• [Task input]
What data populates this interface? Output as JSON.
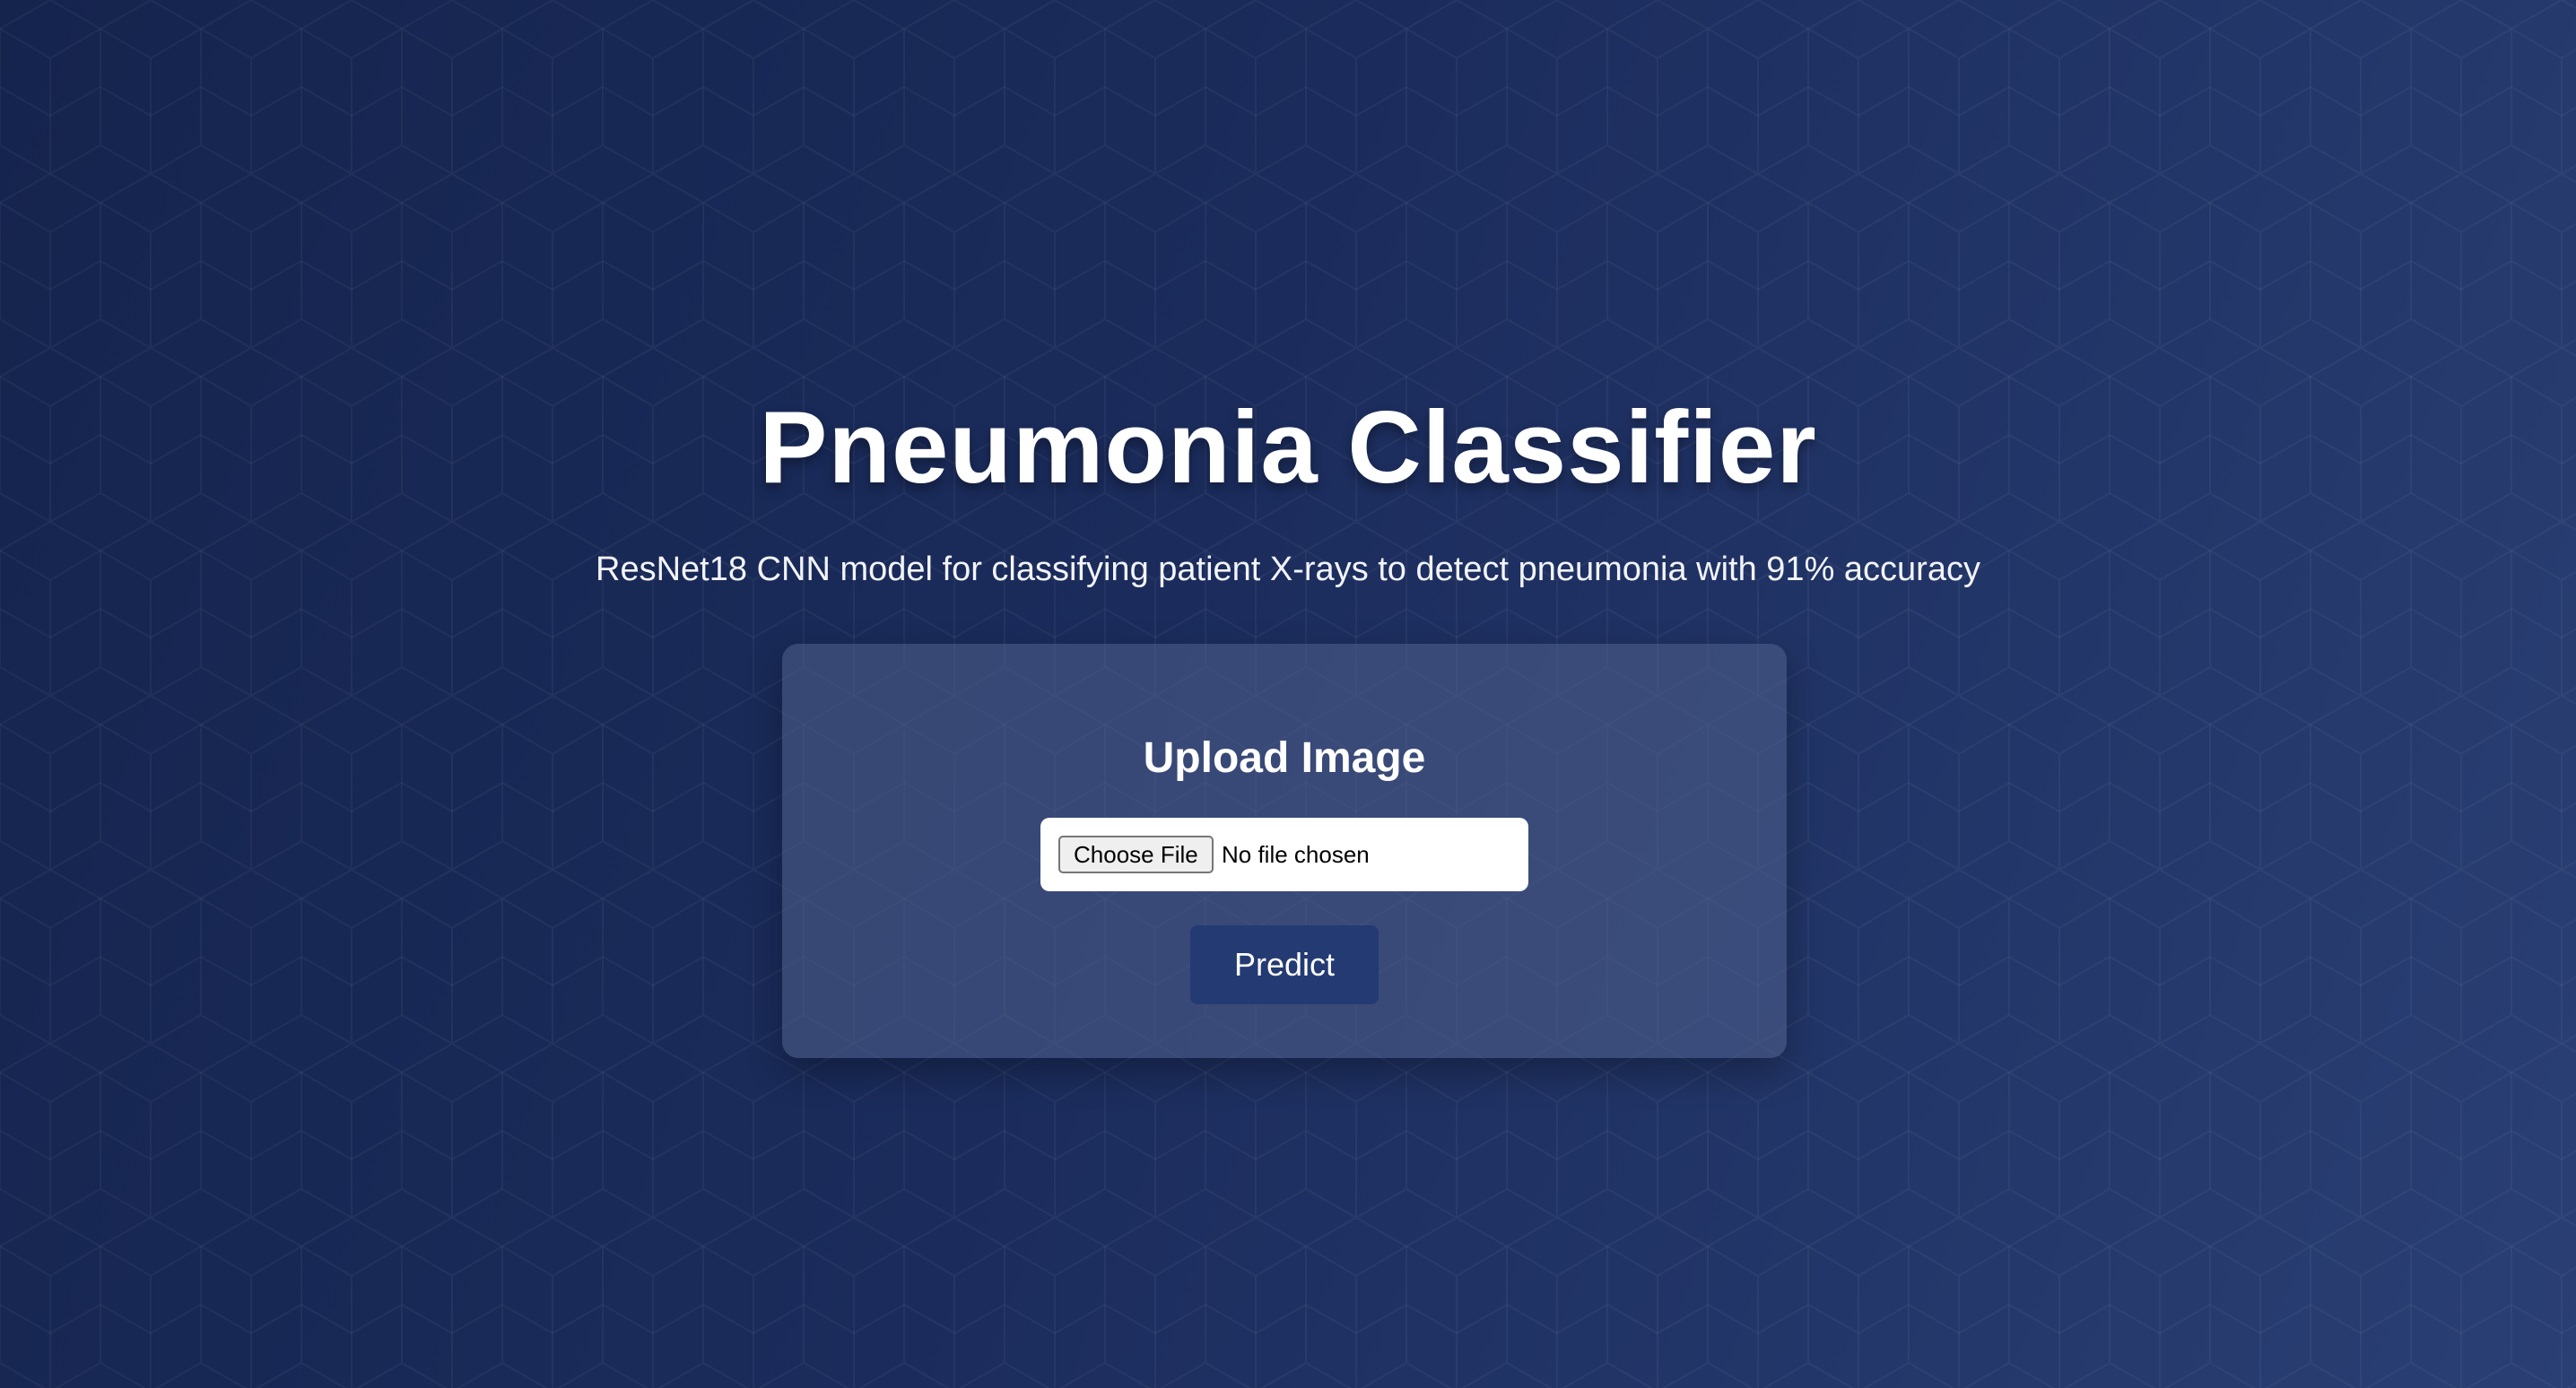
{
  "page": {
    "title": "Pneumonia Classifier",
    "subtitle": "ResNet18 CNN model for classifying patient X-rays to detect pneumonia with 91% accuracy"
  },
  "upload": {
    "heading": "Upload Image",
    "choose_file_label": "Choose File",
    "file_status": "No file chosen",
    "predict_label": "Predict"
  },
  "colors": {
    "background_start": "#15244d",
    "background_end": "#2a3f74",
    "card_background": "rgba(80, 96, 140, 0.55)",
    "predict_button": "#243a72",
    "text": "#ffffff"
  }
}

• [Task] Repeat each record exactly, with the pictures left out.

• [Task result]
What data populates this interface? Output as JSON.
{
  "page": {
    "title": "Pneumonia Classifier",
    "subtitle": "ResNet18 CNN model for classifying patient X-rays to detect pneumonia with 91% accuracy"
  },
  "upload": {
    "heading": "Upload Image",
    "choose_file_label": "Choose File",
    "file_status": "No file chosen",
    "predict_label": "Predict"
  },
  "colors": {
    "background_start": "#15244d",
    "background_end": "#2a3f74",
    "card_background": "rgba(80, 96, 140, 0.55)",
    "predict_button": "#243a72",
    "text": "#ffffff"
  }
}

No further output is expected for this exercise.